=== Stored records ===

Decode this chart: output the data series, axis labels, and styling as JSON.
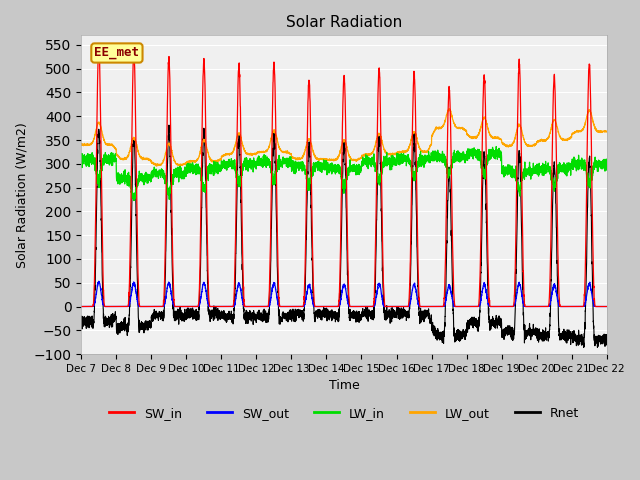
{
  "title": "Solar Radiation",
  "ylabel": "Solar Radiation (W/m2)",
  "xlabel": "Time",
  "ylim": [
    -100,
    570
  ],
  "yticks": [
    -100,
    -50,
    0,
    50,
    100,
    150,
    200,
    250,
    300,
    350,
    400,
    450,
    500,
    550
  ],
  "fig_bg_color": "#c8c8c8",
  "plot_bg_color": "#f0f0f0",
  "line_colors": {
    "SW_in": "#ff0000",
    "SW_out": "#0000ff",
    "LW_in": "#00dd00",
    "LW_out": "#ffa500",
    "Rnet": "#000000"
  },
  "watermark_text": "EE_met",
  "watermark_bg": "#ffff99",
  "watermark_border": "#cc8800",
  "n_days": 15,
  "start_day": 7,
  "points_per_day": 288,
  "sw_in_peak": [
    545,
    530,
    520,
    515,
    505,
    510,
    475,
    485,
    500,
    490,
    460,
    485,
    510,
    485,
    510
  ],
  "lw_in_night": [
    310,
    270,
    280,
    290,
    300,
    305,
    295,
    290,
    305,
    310,
    315,
    320,
    285,
    290,
    300
  ],
  "lw_out_night": [
    340,
    310,
    298,
    305,
    320,
    325,
    310,
    308,
    320,
    325,
    375,
    355,
    338,
    350,
    368
  ]
}
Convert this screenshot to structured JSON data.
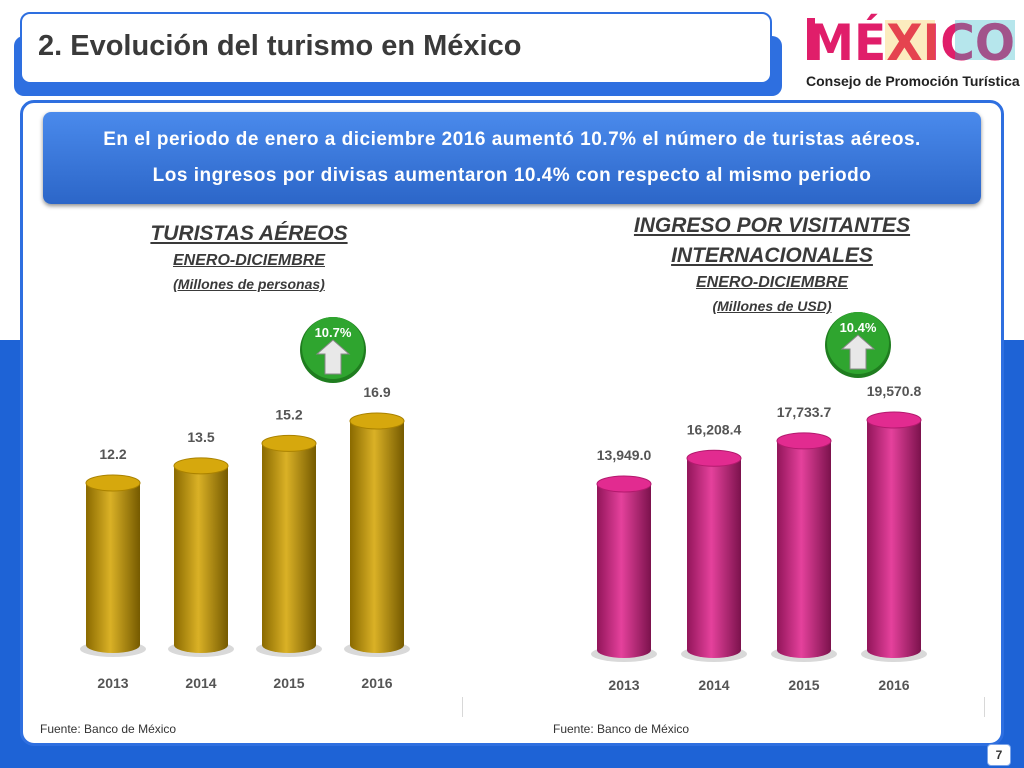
{
  "slide": {
    "title": "2. Evolución del turismo en México",
    "page_number": "7",
    "banner_line1": "En el periodo de enero a diciembre 2016 aumentó 10.7% el número de turistas aéreos.",
    "banner_line2": "Los ingresos por divisas aumentaron 10.4% con respecto al mismo periodo"
  },
  "logo": {
    "wordmark": "MÉXICO",
    "subtitle": "Consejo de Promoción Turística"
  },
  "colors": {
    "theme_blue": "#2e6fe0",
    "chart1_bar": "#d4a300",
    "chart2_bar": "#e0208a",
    "badge_green": "#2fa52f"
  },
  "chart_data": [
    {
      "type": "bar",
      "title": "TURISTAS AÉREOS",
      "subtitle": "ENERO-DICIEMBRE",
      "units": "(Millones de personas)",
      "categories": [
        "2013",
        "2014",
        "2015",
        "2016"
      ],
      "values": [
        12.2,
        13.5,
        15.2,
        16.9
      ],
      "value_labels": [
        "12.2",
        "13.5",
        "15.2",
        "16.9"
      ],
      "growth_badge": "10.7%",
      "source": "Fuente: Banco de México"
    },
    {
      "type": "bar",
      "title_line1": "INGRESO  POR VISITANTES",
      "title_line2": "INTERNACIONALES",
      "subtitle": "ENERO-DICIEMBRE",
      "units": "(Millones de USD)",
      "categories": [
        "2013",
        "2014",
        "2015",
        "2016"
      ],
      "values": [
        13949.0,
        16208.4,
        17733.7,
        19570.8
      ],
      "value_labels": [
        "13,949.0",
        "16,208.4",
        "17,733.7",
        "19,570.8"
      ],
      "growth_badge": "10.4%",
      "source": "Fuente: Banco de México"
    }
  ]
}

===

**Direction**
Leave images out of the retyped records; keep all else exact.

**Solution for this task**
Decode this chart: output the data series, axis labels, and styling as JSON.
{
  "title": "Solar Radiation",
  "ylabel": "Solar Radiation (W/m2)",
  "xlabel": "Time",
  "ylim": [
    -100,
    570
  ],
  "yticks": [
    -100,
    -50,
    0,
    50,
    100,
    150,
    200,
    250,
    300,
    350,
    400,
    450,
    500,
    550
  ],
  "fig_bg_color": "#c8c8c8",
  "plot_bg_color": "#f0f0f0",
  "line_colors": {
    "SW_in": "#ff0000",
    "SW_out": "#0000ff",
    "LW_in": "#00dd00",
    "LW_out": "#ffa500",
    "Rnet": "#000000"
  },
  "watermark_text": "EE_met",
  "watermark_bg": "#ffff99",
  "watermark_border": "#cc8800",
  "n_days": 15,
  "start_day": 7,
  "points_per_day": 288,
  "sw_in_peak": [
    545,
    530,
    520,
    515,
    505,
    510,
    475,
    485,
    500,
    490,
    460,
    485,
    510,
    485,
    510
  ],
  "lw_in_night": [
    310,
    270,
    280,
    290,
    300,
    305,
    295,
    290,
    305,
    310,
    315,
    320,
    285,
    290,
    300
  ],
  "lw_out_night": [
    340,
    310,
    298,
    305,
    320,
    325,
    310,
    308,
    320,
    325,
    375,
    355,
    338,
    350,
    368
  ]
}
Convert this screenshot to structured JSON data.
{
  "slide": {
    "title": "2. Evolución del turismo en México",
    "page_number": "7",
    "banner_line1": "En el periodo de enero a diciembre 2016 aumentó 10.7% el número de turistas aéreos.",
    "banner_line2": "Los ingresos por divisas aumentaron 10.4% con respecto al mismo periodo"
  },
  "logo": {
    "wordmark": "MÉXICO",
    "subtitle": "Consejo de Promoción Turística"
  },
  "colors": {
    "theme_blue": "#2e6fe0",
    "chart1_bar": "#d4a300",
    "chart2_bar": "#e0208a",
    "badge_green": "#2fa52f"
  },
  "chart_data": [
    {
      "type": "bar",
      "title": "TURISTAS AÉREOS",
      "subtitle": "ENERO-DICIEMBRE",
      "units": "(Millones de personas)",
      "categories": [
        "2013",
        "2014",
        "2015",
        "2016"
      ],
      "values": [
        12.2,
        13.5,
        15.2,
        16.9
      ],
      "value_labels": [
        "12.2",
        "13.5",
        "15.2",
        "16.9"
      ],
      "growth_badge": "10.7%",
      "source": "Fuente: Banco de México"
    },
    {
      "type": "bar",
      "title_line1": "INGRESO  POR VISITANTES",
      "title_line2": "INTERNACIONALES",
      "subtitle": "ENERO-DICIEMBRE",
      "units": "(Millones de USD)",
      "categories": [
        "2013",
        "2014",
        "2015",
        "2016"
      ],
      "values": [
        13949.0,
        16208.4,
        17733.7,
        19570.8
      ],
      "value_labels": [
        "13,949.0",
        "16,208.4",
        "17,733.7",
        "19,570.8"
      ],
      "growth_badge": "10.4%",
      "source": "Fuente: Banco de México"
    }
  ]
}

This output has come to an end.